### EXERCISE AIM
A single number is the answer here: how many lines of the entries contain "законодательных"?

--- RECORDS SHOWN ---

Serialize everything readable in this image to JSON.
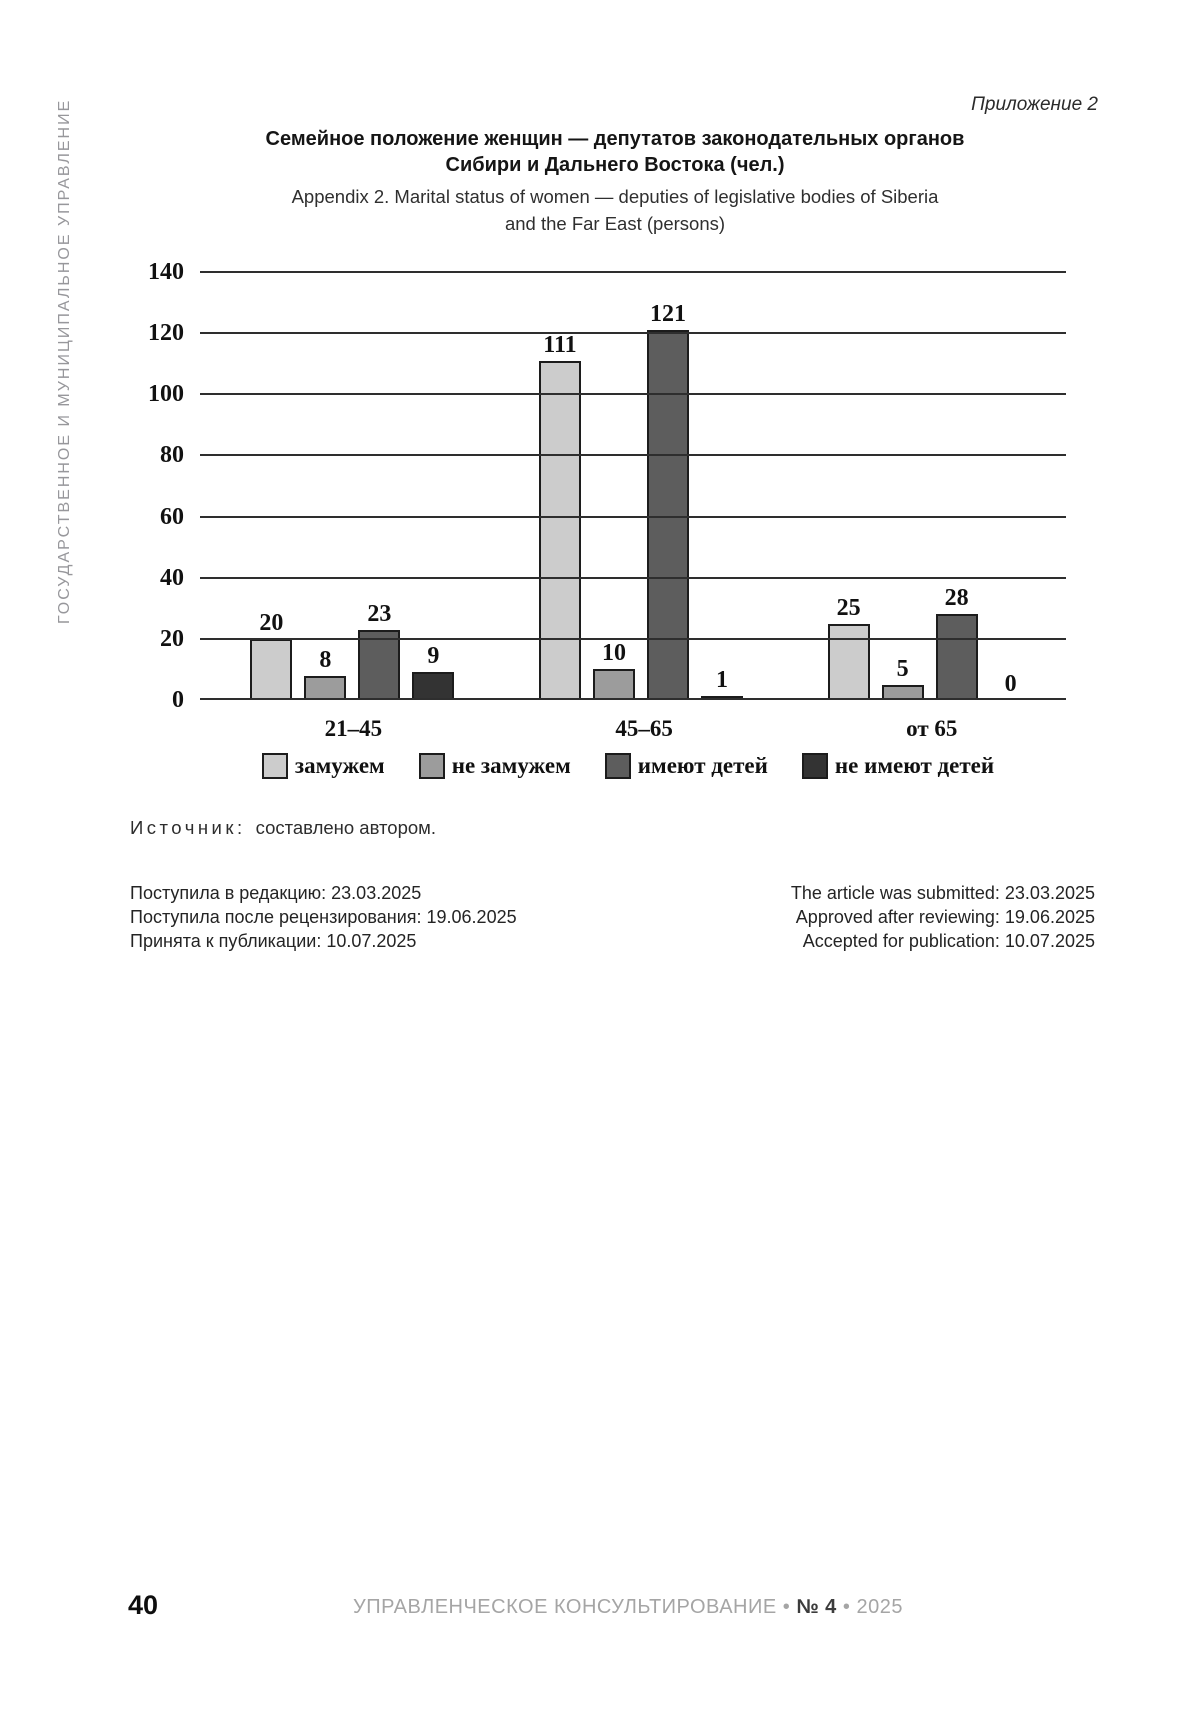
{
  "page": {
    "sidebar_text": "ГОСУДАРСТВЕННОЕ И МУНИЦИПАЛЬНОЕ УПРАВЛЕНИЕ",
    "appendix_label": "Приложение 2"
  },
  "title": {
    "ru_line1": "Семейное положение женщин — депутатов законодательных органов",
    "ru_line2": "Сибири и Дальнего Востока (чел.)",
    "en_line1": "Appendix 2. Marital status of women — deputies of legislative bodies of Siberia",
    "en_line2": "and the Far East (persons)"
  },
  "chart_data": {
    "type": "bar",
    "title": "Семейное положение женщин — депутатов законодательных органов Сибири и Дальнего Востока (чел.)",
    "categories": [
      "21–45",
      "45–65",
      "от 65"
    ],
    "series": [
      {
        "name": "замужем",
        "color": "#cccccc",
        "values": [
          20,
          111,
          25
        ]
      },
      {
        "name": "не замужем",
        "color": "#9c9c9c",
        "values": [
          8,
          10,
          5
        ]
      },
      {
        "name": "имеют детей",
        "color": "#5d5d5d",
        "values": [
          23,
          121,
          28
        ]
      },
      {
        "name": "не имеют детей",
        "color": "#333333",
        "values": [
          9,
          1,
          0
        ]
      }
    ],
    "xlabel": "",
    "ylabel": "",
    "ylim": [
      0,
      140
    ],
    "yticks": [
      0,
      20,
      40,
      60,
      80,
      100,
      120,
      140
    ],
    "grid": true,
    "legend_position": "bottom",
    "bar_border_color": "#1c1c1c",
    "gridline_color": "#2e2e2e"
  },
  "source": {
    "label": "Источник:",
    "text": "составлено автором."
  },
  "dates": {
    "ru": [
      "Поступила в редакцию: 23.03.2025",
      "Поступила после рецензирования: 19.06.2025",
      "Принята к публикации: 10.07.2025"
    ],
    "en": [
      "The article was submitted: 23.03.2025",
      "Approved after reviewing: 19.06.2025",
      "Accepted for publication: 10.07.2025"
    ]
  },
  "footer": {
    "page_number": "40",
    "journal_name": "УПРАВЛЕНЧЕСКОЕ КОНСУЛЬТИРОВАНИЕ",
    "bullet": "•",
    "issue": "№ 4",
    "year": "2025"
  }
}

---

### REPLY TO THE EXERCISE
2